┌──

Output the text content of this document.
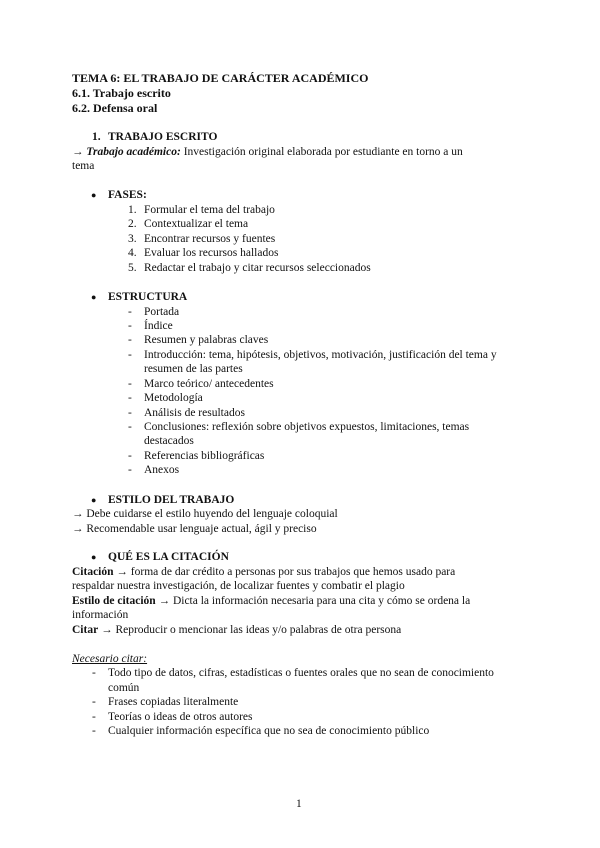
TEMA 6: EL TRABAJO DE CARÁCTER ACADÉMICO
6.1. Trabajo escrito
6.2. Defensa oral
1. TRABAJO ESCRITO
→ Trabajo académico: Investigación original elaborada por estudiante en torno a un
tema
● FASES:
1. Formular el tema del trabajo
2. Contextualizar el tema
3. Encontrar recursos y fuentes
4. Evaluar los recursos hallados
5. Redactar el trabajo y citar recursos seleccionados
● ESTRUCTURA
- Portada
- Índice
- Resumen y palabras claves
- Introducción: tema, hipótesis, objetivos, motivación, justificación del tema y
resumen de las partes
- Marco teórico/ antecedentes
- Metodología
- Análisis de resultados
- Conclusiones: reflexión sobre objetivos expuestos, limitaciones, temas
destacados
- Referencias bibliográficas
- Anexos
● ESTILO DEL TRABAJO
→ Debe cuidarse el estilo huyendo del lenguaje coloquial
→ Recomendable usar lenguaje actual, ágil y preciso
● QUÉ ES LA CITACIÓN
Citación → forma de dar crédito a personas por sus trabajos que hemos usado para
respaldar nuestra investigación, de localizar fuentes y combatir el plagio
Estilo de citación → Dicta la información necesaria para una cita y cómo se ordena la
información
Citar → Reproducir o mencionar las ideas y/o palabras de otra persona
Necesario citar:
- Todo tipo de datos, cifras, estadísticas o fuentes orales que no sean de conocimiento
común
- Frases copiadas literalmente
- Teorías o ideas de otros autores
- Cualquier información específica que no sea de conocimiento público
1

└──

Exercise prompt: Copy out each line exactly, without the pictures.

Answer for the task:
Output the text content of this document.
TEMA 6: EL TRABAJO DE CARÁCTER ACADÉMICO
6.1. Trabajo escrito
6.2. Defensa oral
1. TRABAJO ESCRITO
→ Trabajo académico: Investigación original elaborada por estudiante en torno a un
tema
● FASES:
1. Formular el tema del trabajo
2. Contextualizar el tema
3. Encontrar recursos y fuentes
4. Evaluar los recursos hallados
5. Redactar el trabajo y citar recursos seleccionados
● ESTRUCTURA
- Portada
- Índice
- Resumen y palabras claves
- Introducción: tema, hipótesis, objetivos, motivación, justificación del tema y
resumen de las partes
- Marco teórico/ antecedentes
- Metodología
- Análisis de resultados
- Conclusiones: reflexión sobre objetivos expuestos, limitaciones, temas
destacados
- Referencias bibliográficas
- Anexos
● ESTILO DEL TRABAJO
→ Debe cuidarse el estilo huyendo del lenguaje coloquial
→ Recomendable usar lenguaje actual, ágil y preciso
● QUÉ ES LA CITACIÓN
Citación → forma de dar crédito a personas por sus trabajos que hemos usado para
respaldar nuestra investigación, de localizar fuentes y combatir el plagio
Estilo de citación → Dicta la información necesaria para una cita y cómo se ordena la
información
Citar → Reproducir o mencionar las ideas y/o palabras de otra persona
Necesario citar:
- Todo tipo de datos, cifras, estadísticas o fuentes orales que no sean de conocimiento
común
- Frases copiadas literalmente
- Teorías o ideas de otros autores
- Cualquier información específica que no sea de conocimiento público
1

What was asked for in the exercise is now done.